- _Problem details_
Look for the word "document" in each line and report the count of matching lines, with nothing added.

--- start of Data provided ---

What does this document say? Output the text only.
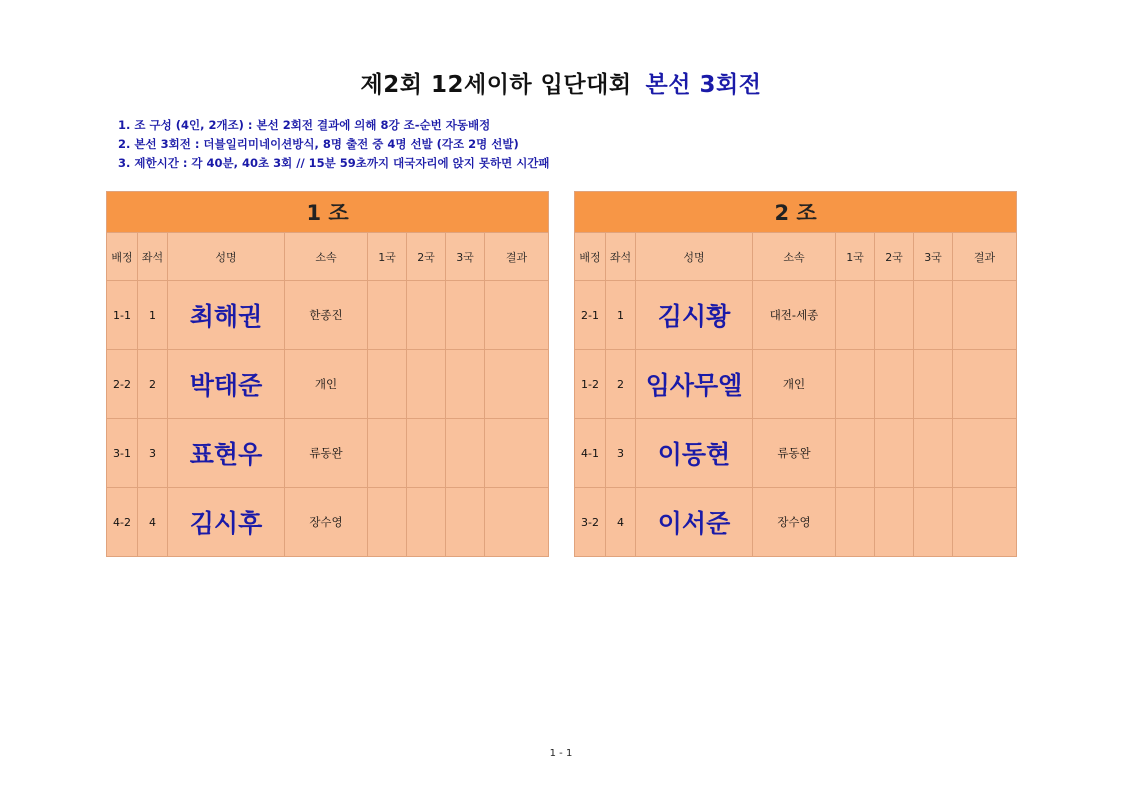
제2회 12세이하 입단대회 본선 3회전
1. 조 구성 (4인, 2개조) : 본선 2회전 결과에 의해 8강 조-순번 자동배정
2. 본선 3회전 : 더블일리미네이션방식, 8명 출전 중 4명 선발 (각조 2명 선발)
3. 제한시간 : 각 40분, 40초 3회 // 15분 59초까지 대국자리에 앉지 못하면 시간패
1 조							
배정	좌석	성명	소속	1국	2국	3국	결과
1-1	1	최해권	한종진				
2-2	2	박태준	개인				
3-1	3	표현우	류동완				
4-2	4	김시후	장수영				
2 조							
배정	좌석	성명	소속	1국	2국	3국	결과
2-1	1	김시황	대전-세종				
1-2	2	임사무엘	개인				
4-1	3	이동현	류동완				
3-2	4	이서준	장수영				
1 - 1
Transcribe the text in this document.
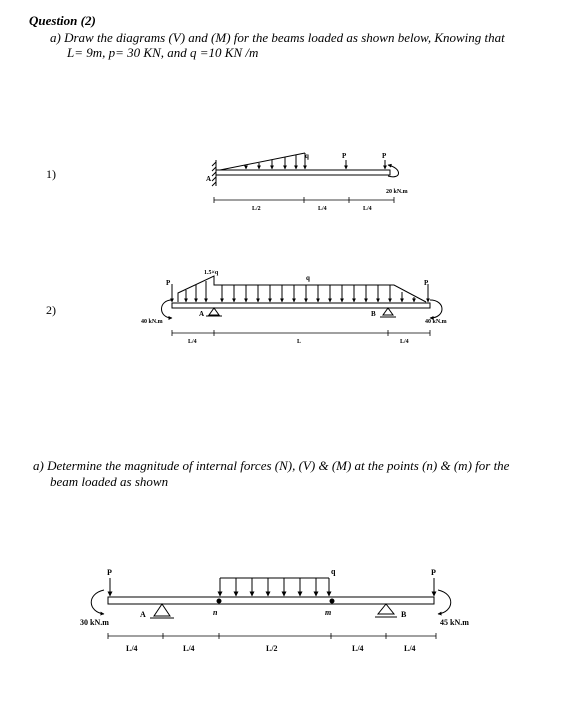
Question (2)
a) Draw the diagrams (V) and (M) for the beams loaded as shown below, Knowing that
L= 9m, p= 30 KN, and q =10 KN /m
1)
2)
a) Determine the magnitude of internal forces (N), (V) & (M) at the points (n) & (m) for the
beam loaded as shown
A
q	P	P
20 kN.m
L/2	L/4	L/4
P
1.5×q
q
P
A	B
40 kN.m	40 kN.m
L/4	L	L/4
P	P
q
A	B
n	m
30 kN.m	45 kN.m
L/4	L/4	L/2	L/4	L/4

--- end of Data provided ---

- _Expected output_
2